* Task details: Examine the records and identify each line that includes the string "this". Copy those lines.

/---

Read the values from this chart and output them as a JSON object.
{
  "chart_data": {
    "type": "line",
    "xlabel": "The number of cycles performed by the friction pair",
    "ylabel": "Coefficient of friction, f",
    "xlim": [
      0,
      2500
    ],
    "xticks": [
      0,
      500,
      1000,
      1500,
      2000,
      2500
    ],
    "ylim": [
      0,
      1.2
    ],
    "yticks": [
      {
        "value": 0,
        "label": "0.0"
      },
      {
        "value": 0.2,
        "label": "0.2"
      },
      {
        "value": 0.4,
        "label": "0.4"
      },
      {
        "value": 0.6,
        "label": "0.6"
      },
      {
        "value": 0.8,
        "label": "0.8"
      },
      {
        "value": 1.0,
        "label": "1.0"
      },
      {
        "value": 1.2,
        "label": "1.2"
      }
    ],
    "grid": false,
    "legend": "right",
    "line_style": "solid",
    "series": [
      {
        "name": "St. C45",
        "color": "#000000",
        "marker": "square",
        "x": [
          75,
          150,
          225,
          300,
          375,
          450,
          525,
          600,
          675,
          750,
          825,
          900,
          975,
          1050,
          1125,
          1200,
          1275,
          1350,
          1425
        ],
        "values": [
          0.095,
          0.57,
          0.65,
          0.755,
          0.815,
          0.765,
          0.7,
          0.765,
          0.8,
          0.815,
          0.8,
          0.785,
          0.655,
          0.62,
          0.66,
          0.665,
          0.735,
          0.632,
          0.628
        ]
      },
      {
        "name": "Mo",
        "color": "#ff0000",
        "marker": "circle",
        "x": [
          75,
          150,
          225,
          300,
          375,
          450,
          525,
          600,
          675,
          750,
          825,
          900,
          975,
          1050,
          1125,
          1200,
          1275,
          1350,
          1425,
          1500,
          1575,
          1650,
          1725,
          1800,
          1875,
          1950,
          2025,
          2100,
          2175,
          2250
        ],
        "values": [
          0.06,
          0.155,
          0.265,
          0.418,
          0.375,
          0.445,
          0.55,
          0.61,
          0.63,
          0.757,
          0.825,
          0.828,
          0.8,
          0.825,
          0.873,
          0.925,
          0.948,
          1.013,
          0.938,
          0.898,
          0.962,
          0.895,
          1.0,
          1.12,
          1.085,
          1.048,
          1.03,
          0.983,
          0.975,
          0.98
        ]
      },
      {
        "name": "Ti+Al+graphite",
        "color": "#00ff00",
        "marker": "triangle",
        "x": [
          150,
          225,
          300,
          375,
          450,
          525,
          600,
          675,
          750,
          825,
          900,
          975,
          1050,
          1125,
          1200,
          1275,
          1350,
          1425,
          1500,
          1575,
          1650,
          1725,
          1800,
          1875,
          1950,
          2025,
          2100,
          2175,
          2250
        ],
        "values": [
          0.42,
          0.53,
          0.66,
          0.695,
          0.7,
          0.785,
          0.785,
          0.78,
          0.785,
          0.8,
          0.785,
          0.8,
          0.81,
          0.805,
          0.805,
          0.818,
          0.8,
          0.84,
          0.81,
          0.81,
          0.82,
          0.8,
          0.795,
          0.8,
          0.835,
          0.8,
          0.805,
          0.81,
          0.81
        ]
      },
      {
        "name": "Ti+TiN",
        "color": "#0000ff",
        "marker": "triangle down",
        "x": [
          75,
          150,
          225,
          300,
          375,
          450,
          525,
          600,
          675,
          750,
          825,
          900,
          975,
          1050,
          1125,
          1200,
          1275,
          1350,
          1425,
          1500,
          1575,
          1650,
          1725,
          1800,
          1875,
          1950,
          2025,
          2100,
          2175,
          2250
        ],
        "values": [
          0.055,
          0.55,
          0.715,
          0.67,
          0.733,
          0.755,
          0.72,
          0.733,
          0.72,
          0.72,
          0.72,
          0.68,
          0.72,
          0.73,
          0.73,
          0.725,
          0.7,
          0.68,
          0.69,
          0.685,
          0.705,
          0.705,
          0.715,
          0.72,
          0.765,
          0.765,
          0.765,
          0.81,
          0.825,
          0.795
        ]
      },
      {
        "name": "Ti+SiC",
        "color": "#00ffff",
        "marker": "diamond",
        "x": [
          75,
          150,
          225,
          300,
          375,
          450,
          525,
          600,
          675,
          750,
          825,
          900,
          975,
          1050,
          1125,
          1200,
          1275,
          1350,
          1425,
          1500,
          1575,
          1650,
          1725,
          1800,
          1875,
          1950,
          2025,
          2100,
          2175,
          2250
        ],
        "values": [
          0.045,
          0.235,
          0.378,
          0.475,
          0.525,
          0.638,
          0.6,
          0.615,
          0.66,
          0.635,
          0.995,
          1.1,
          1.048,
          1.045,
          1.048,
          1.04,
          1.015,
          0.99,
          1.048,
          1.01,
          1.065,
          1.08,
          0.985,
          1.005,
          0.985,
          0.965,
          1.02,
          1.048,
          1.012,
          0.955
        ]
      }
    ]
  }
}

\---
/---

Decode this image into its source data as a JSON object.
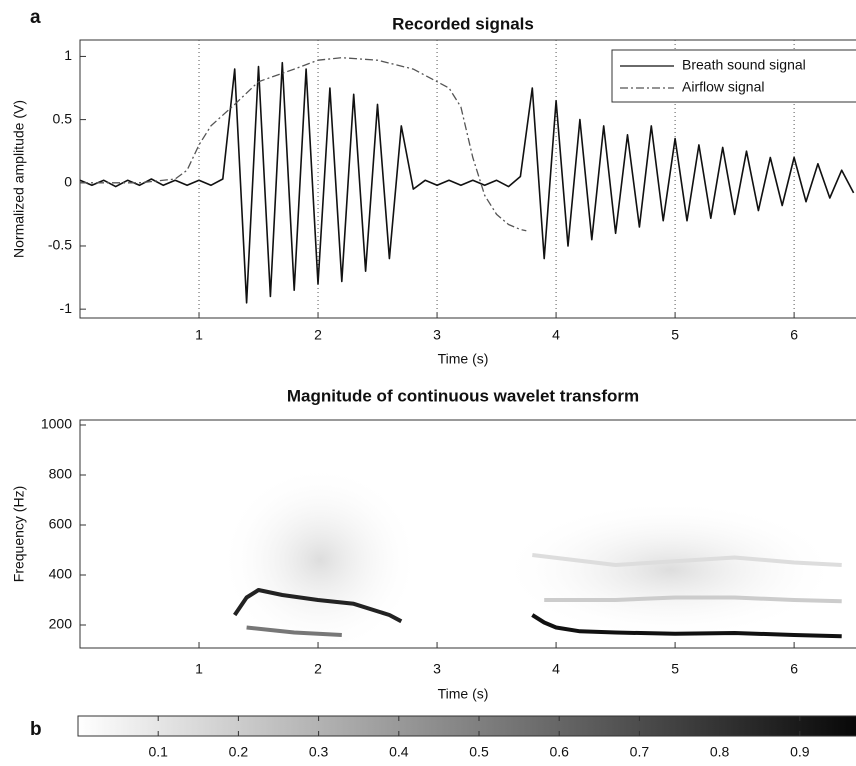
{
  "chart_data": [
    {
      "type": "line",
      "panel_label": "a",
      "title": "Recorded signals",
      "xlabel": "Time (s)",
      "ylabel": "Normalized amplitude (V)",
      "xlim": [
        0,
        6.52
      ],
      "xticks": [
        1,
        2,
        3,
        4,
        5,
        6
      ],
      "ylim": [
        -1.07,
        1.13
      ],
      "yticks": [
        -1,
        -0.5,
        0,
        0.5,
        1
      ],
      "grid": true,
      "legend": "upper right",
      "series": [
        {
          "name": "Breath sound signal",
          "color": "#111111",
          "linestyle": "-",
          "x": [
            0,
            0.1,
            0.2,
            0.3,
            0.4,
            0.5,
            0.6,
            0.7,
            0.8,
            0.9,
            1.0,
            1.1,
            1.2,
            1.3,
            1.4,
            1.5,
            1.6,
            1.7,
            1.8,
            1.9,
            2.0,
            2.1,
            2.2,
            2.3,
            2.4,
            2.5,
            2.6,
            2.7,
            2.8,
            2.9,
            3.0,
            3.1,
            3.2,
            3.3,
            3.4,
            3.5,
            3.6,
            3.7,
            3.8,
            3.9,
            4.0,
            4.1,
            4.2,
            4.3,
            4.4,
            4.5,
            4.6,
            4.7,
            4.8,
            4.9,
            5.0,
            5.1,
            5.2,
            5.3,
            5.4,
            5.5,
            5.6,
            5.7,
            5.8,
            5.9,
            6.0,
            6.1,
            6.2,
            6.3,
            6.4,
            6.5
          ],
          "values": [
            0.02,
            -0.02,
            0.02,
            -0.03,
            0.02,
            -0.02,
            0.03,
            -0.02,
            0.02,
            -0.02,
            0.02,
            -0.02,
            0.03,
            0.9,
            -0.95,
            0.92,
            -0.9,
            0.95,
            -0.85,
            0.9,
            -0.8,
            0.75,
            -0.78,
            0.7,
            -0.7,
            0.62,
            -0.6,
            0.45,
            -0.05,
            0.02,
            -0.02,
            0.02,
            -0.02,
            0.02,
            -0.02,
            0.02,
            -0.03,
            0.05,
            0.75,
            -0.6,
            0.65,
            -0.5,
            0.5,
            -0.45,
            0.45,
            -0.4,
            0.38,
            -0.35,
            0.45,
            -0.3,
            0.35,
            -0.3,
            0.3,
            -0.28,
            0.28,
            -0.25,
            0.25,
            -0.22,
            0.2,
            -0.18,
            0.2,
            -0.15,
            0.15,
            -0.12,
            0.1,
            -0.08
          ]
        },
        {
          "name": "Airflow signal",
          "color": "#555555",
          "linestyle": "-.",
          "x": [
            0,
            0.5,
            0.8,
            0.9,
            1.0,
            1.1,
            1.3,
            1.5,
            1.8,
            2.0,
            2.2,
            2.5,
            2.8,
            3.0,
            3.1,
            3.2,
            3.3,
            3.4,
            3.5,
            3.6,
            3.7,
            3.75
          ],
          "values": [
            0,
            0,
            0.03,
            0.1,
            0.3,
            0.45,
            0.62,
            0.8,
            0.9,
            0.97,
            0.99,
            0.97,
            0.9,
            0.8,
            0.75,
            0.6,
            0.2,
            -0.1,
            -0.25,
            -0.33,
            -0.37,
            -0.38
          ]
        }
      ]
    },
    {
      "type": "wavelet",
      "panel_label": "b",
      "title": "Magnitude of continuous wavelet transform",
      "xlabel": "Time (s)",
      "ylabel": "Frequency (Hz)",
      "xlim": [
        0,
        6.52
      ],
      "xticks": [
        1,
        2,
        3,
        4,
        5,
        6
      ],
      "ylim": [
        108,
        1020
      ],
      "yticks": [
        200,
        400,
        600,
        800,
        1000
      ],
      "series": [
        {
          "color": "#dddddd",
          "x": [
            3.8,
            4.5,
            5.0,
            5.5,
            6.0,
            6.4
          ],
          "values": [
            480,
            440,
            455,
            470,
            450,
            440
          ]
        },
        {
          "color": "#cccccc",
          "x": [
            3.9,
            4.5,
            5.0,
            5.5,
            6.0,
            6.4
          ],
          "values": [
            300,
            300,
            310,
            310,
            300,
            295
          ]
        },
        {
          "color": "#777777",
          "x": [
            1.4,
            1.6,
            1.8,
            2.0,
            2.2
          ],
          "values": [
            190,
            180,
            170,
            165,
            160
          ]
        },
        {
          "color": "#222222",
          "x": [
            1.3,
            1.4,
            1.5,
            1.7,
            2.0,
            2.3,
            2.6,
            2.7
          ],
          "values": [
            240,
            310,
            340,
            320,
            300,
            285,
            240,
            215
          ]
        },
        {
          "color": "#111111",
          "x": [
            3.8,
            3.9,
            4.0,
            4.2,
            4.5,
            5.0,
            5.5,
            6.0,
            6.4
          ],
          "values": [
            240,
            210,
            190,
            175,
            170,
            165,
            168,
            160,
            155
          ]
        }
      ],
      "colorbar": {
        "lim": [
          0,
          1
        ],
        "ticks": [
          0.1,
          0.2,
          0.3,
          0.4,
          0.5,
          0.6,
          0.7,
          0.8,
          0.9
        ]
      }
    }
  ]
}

\---

* Exercise result:
Read the values from this chart and output them as a JSON object.
Decode this image into its source data as a JSON object.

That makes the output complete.